**Written exercise:**
Work out the number of lines with the word "text" in the material below, then reply with that number only.
------------------------------
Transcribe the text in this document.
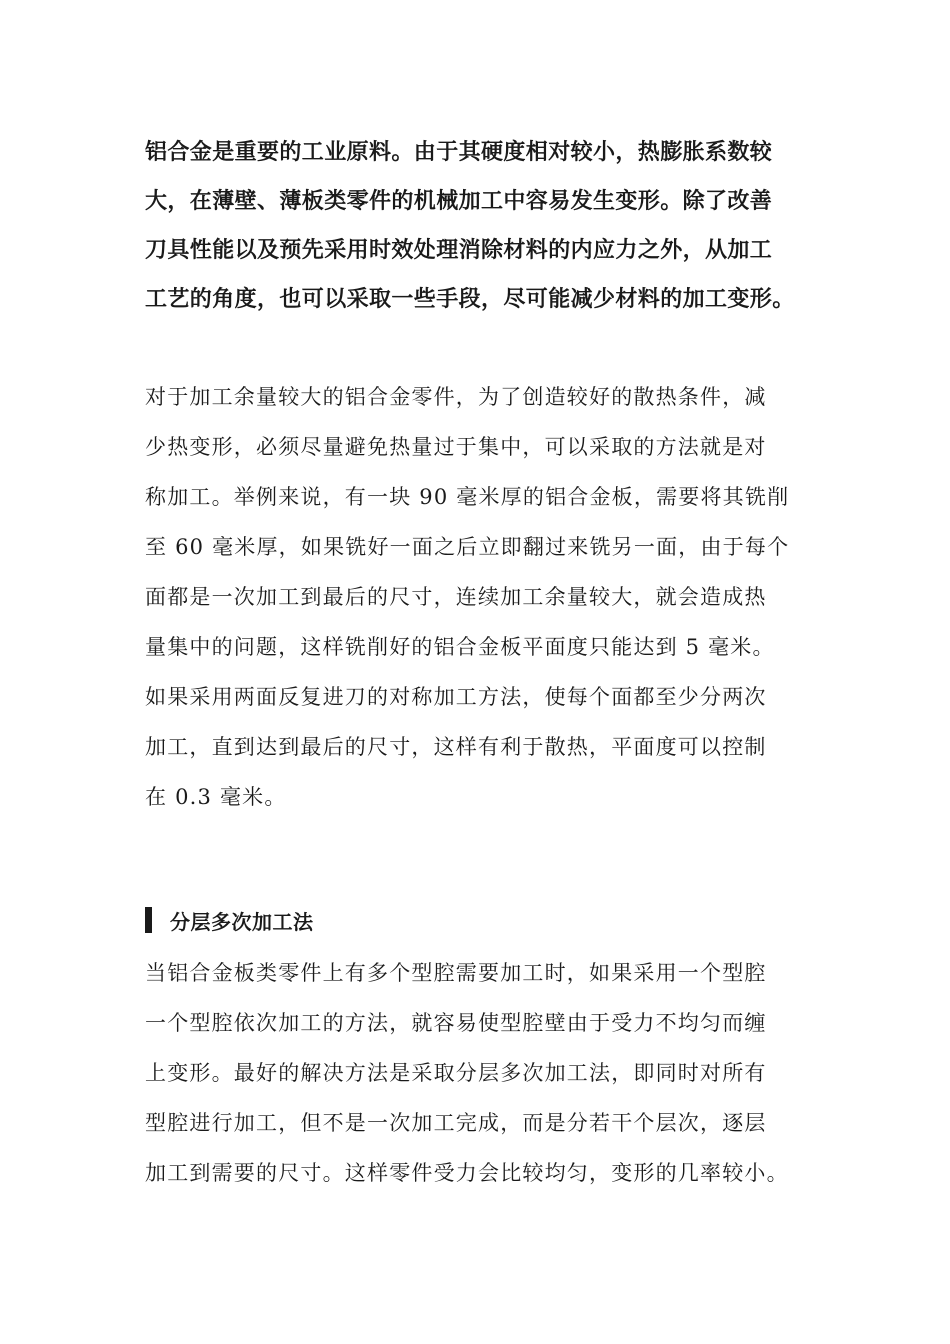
铝合金是重要的工业原料。由于其硬度相对较小，热膨胀系数较
大，在薄壁、薄板类零件的机械加工中容易发生变形。除了改善
刀具性能以及预先采用时效处理消除材料的内应力之外，从加工
工艺的角度，也可以采取一些手段，尽可能减少材料的加工变形。
对于加工余量较大的铝合金零件，为了创造较好的散热条件，减
少热变形，必须尽量避免热量过于集中，可以采取的方法就是对
称加工。举例来说，有一块 90 毫米厚的铝合金板，需要将其铣削
至 60 毫米厚，如果铣好一面之后立即翻过来铣另一面，由于每个
面都是一次加工到最后的尺寸，连续加工余量较大，就会造成热
量集中的问题，这样铣削好的铝合金板平面度只能达到 5 毫米。
如果采用两面反复进刀的对称加工方法，使每个面都至少分两次
加工，直到达到最后的尺寸，这样有利于散热，平面度可以控制
在 0.3 毫米。
分层多次加工法
当铝合金板类零件上有多个型腔需要加工时，如果采用一个型腔
一个型腔依次加工的方法，就容易使型腔壁由于受力不均匀而缠
上变形。最好的解决方法是采取分层多次加工法，即同时对所有
型腔进行加工，但不是一次加工完成，而是分若干个层次，逐层
加工到需要的尺寸。这样零件受力会比较均匀，变形的几率较小。
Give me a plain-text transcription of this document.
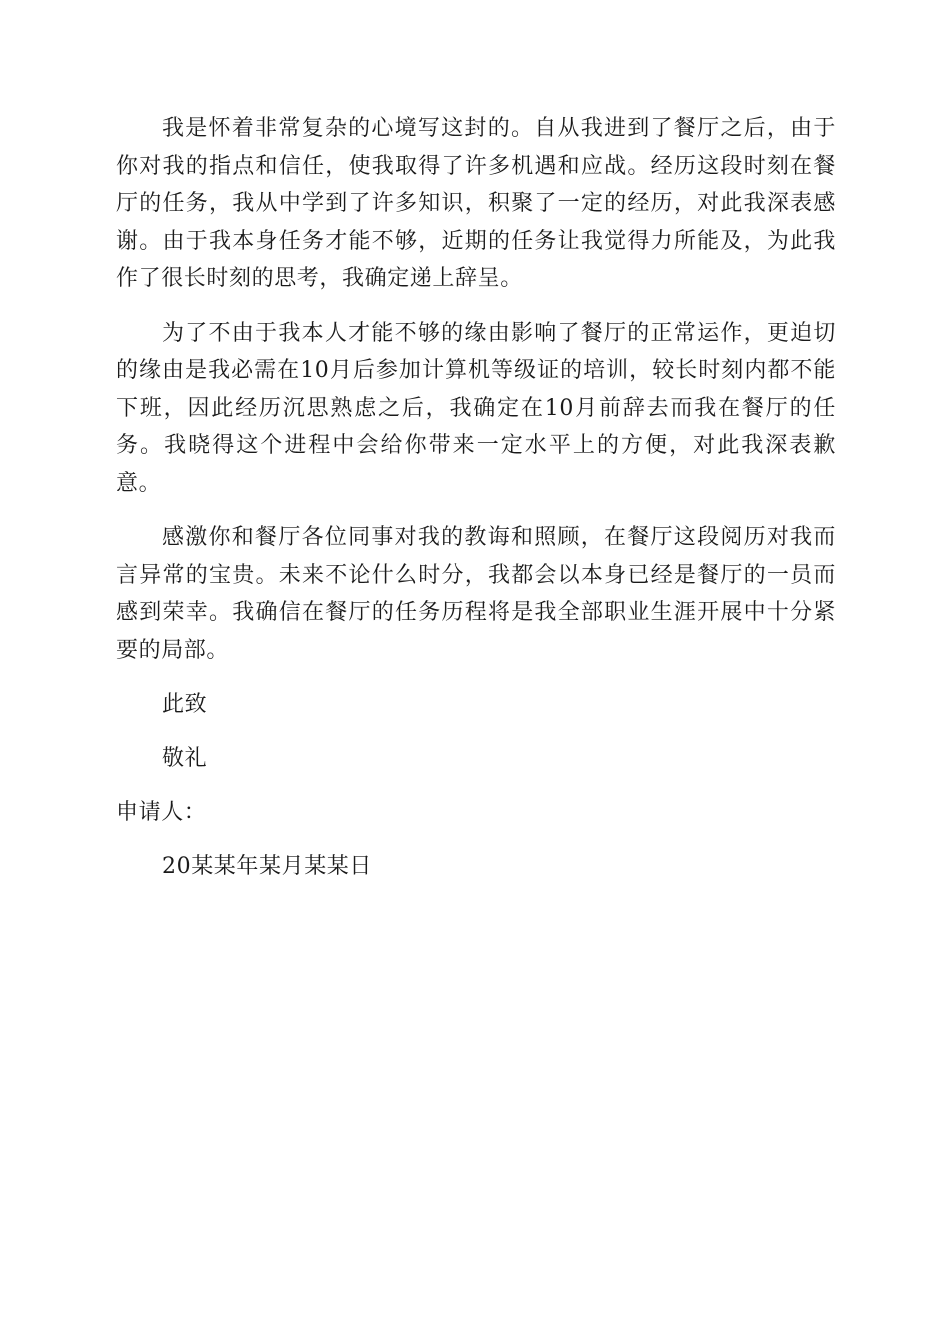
我是怀着非常复杂的心境写这封的。自从我进到了餐厅之后，由于你对我的指点和信任，使我取得了许多机遇和应战。经历这段时刻在餐厅的任务，我从中学到了许多知识，积聚了一定的经历，对此我深表感谢。由于我本身任务才能不够，近期的任务让我觉得力所能及，为此我作了很长时刻的思考，我确定递上辞呈。

为了不由于我本人才能不够的缘由影响了餐厅的正常运作，更迫切的缘由是我必需在10月后参加计算机等级证的培训，较长时刻内都不能下班，因此经历沉思熟虑之后，我确定在10月前辞去而我在餐厅的任务。我晓得这个进程中会给你带来一定水平上的方便，对此我深表歉意。

感激你和餐厅各位同事对我的教诲和照顾，在餐厅这段阅历对我而言异常的宝贵。未来不论什么时分，我都会以本身已经是餐厅的一员而感到荣幸。我确信在餐厅的任务历程将是我全部职业生涯开展中十分紧要的局部。

此致

敬礼

申请人：

20某某年某月某某日
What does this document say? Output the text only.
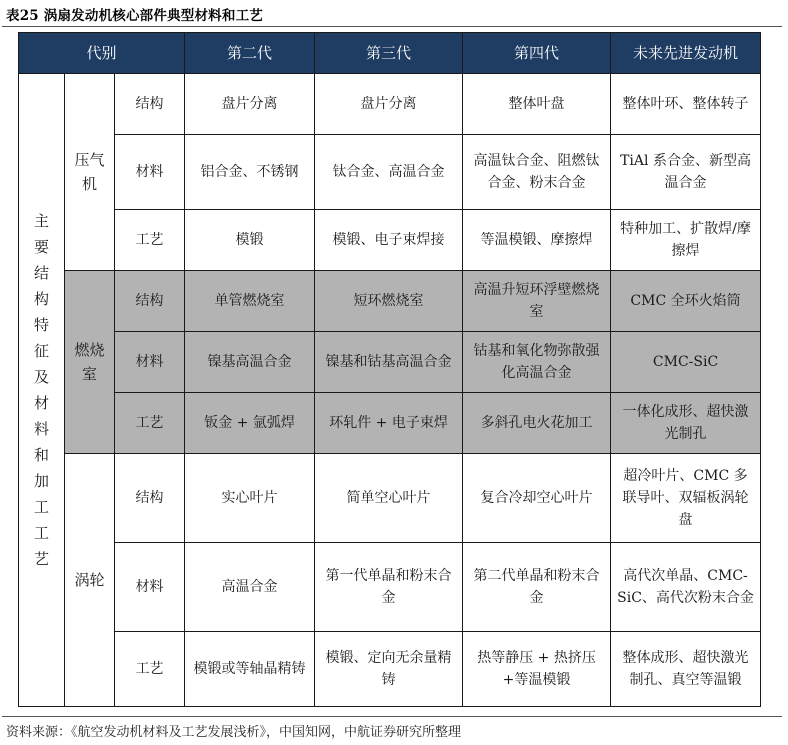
表25 涡扇发动机核心部件典型材料和工艺
代别			第二代	第三代	第四代	未来先进发动机
主要结构特征及材料和加工工艺	压气机	结构	盘片分离	盘片分离	整体叶盘	整体叶环、整体转子
		材料	铝合金、不锈钢	钛合金、高温合金	高温钛合金、阻燃钛合金、粉末合金	TiAl 系合金、新型高温合金
		工艺	模锻	模锻、电子束焊接	等温模锻、摩擦焊	特种加工、扩散焊/摩擦焊
	燃烧室	结构	单管燃烧室	短环燃烧室	高温升短环浮壁燃烧室	CMC 全环火焰筒
		材料	镍基高温合金	镍基和钴基高温合金	钴基和氧化物弥散强化高温合金	CMC-SiC
		工艺	钣金 + 氩弧焊	环轧件 + 电子束焊	多斜孔电火花加工	一体化成形、超快激光制孔
	涡轮	结构	实心叶片	简单空心叶片	复合冷却空心叶片	超冷叶片、CMC 多联导叶、双辐板涡轮盘
		材料	高温合金	第一代单晶和粉末合金	第二代单晶和粉末合金	高代次单晶、CMC-SiC、高代次粉末合金
		工艺	模锻或等轴晶精铸	模锻、定向无余量精铸	热等静压 + 热挤压+等温模锻	整体成形、超快激光制孔、真空等温锻
资料来源：《航空发动机材料及工艺发展浅析》，中国知网，中航证券研究所整理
------------------------------
**Answer in full:**
3